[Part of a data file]
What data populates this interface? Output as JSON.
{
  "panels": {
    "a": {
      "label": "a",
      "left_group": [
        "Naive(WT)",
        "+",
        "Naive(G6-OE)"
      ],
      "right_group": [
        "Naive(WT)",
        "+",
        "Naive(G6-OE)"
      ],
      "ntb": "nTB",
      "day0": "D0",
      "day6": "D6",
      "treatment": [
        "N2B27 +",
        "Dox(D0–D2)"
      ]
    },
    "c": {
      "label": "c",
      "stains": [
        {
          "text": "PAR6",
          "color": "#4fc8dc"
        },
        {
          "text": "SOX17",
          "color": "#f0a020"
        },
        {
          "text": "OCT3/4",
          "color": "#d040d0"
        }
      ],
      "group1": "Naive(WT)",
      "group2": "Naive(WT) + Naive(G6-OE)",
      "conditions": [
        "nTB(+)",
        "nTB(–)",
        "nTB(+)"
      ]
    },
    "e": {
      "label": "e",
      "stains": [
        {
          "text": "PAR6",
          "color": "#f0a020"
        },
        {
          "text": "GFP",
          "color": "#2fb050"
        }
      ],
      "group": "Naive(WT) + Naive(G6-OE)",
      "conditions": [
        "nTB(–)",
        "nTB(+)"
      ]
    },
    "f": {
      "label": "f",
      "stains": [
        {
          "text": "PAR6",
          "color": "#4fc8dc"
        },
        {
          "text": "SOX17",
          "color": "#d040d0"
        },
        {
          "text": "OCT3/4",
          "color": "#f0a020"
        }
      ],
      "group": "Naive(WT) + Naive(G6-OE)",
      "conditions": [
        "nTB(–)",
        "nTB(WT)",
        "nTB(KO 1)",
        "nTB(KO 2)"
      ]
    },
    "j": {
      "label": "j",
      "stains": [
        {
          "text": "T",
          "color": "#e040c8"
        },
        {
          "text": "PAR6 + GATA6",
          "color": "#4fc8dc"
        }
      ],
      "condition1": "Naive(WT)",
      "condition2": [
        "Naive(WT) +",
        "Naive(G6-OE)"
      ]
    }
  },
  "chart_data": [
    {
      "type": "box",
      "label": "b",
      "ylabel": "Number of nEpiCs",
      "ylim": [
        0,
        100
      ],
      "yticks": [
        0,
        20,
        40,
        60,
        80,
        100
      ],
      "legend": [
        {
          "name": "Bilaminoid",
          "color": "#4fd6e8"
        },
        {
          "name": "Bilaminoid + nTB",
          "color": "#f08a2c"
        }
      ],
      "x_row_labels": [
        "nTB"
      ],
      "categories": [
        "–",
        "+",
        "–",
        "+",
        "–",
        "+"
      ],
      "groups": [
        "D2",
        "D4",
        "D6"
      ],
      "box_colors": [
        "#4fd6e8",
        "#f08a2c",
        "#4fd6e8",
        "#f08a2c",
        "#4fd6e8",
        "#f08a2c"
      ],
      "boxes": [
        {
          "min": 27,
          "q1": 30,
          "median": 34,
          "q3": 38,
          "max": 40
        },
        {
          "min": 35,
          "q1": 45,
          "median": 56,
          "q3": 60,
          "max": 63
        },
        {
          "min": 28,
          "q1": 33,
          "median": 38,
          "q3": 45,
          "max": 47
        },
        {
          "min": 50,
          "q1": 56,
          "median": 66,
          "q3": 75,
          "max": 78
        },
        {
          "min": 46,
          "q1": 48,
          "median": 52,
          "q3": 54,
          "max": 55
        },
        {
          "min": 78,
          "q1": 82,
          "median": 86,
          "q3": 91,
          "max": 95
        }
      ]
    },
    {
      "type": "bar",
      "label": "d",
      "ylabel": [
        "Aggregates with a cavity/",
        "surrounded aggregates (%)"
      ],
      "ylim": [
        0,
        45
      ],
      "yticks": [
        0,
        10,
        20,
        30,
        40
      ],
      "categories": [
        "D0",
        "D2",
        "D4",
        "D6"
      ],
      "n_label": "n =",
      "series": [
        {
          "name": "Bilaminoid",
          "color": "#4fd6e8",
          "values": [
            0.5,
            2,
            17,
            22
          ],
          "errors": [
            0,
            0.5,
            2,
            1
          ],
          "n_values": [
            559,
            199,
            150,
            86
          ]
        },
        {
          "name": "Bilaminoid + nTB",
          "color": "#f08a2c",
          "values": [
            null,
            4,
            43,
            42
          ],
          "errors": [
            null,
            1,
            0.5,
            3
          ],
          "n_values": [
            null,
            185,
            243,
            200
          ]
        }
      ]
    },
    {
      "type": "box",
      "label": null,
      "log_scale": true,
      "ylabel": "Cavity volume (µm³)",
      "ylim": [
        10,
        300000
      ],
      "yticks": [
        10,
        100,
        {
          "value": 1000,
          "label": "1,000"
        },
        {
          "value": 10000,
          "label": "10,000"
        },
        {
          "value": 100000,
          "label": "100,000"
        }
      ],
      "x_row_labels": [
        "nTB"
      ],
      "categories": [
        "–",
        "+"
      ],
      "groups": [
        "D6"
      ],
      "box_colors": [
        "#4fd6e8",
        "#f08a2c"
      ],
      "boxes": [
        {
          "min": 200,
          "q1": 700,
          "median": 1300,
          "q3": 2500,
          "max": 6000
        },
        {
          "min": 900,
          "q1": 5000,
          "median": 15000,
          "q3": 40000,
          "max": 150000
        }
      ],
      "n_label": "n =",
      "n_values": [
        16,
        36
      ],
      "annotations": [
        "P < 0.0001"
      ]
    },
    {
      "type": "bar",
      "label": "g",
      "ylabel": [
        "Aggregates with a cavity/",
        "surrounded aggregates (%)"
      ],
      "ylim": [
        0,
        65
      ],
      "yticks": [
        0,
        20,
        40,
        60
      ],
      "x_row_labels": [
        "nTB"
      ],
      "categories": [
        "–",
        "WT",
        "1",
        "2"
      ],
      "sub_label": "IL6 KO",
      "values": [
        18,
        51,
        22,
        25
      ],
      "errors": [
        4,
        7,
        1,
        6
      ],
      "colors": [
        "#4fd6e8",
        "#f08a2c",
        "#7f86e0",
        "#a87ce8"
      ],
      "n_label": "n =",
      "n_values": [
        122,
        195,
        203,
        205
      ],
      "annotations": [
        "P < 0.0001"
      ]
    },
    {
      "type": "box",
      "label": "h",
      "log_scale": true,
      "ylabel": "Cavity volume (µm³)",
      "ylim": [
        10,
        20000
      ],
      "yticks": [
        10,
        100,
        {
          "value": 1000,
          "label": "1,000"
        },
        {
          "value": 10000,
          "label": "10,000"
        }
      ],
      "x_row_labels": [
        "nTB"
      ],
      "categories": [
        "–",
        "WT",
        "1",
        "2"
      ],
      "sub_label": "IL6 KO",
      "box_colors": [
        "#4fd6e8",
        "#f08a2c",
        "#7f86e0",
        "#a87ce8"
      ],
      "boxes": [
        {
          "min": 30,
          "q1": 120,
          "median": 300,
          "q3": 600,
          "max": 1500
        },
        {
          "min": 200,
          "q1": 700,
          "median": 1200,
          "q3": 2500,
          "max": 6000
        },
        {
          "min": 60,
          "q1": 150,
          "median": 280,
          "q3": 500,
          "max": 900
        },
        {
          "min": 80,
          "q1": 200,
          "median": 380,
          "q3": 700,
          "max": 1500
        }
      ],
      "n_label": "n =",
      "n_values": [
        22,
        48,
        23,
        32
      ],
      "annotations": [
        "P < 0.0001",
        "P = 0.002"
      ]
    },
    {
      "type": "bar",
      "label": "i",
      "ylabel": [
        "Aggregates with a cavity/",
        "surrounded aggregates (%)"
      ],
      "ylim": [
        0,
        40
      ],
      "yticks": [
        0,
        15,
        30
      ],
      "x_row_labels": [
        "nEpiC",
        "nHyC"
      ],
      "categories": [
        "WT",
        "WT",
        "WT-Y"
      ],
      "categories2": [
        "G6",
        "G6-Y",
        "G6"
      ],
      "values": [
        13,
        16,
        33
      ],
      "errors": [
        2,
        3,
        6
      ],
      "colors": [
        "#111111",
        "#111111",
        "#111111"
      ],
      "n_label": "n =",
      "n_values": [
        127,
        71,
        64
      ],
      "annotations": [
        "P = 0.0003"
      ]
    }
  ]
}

Task to carry out
State how many lines include the string "median", and nothing more.

Result of the exercise
12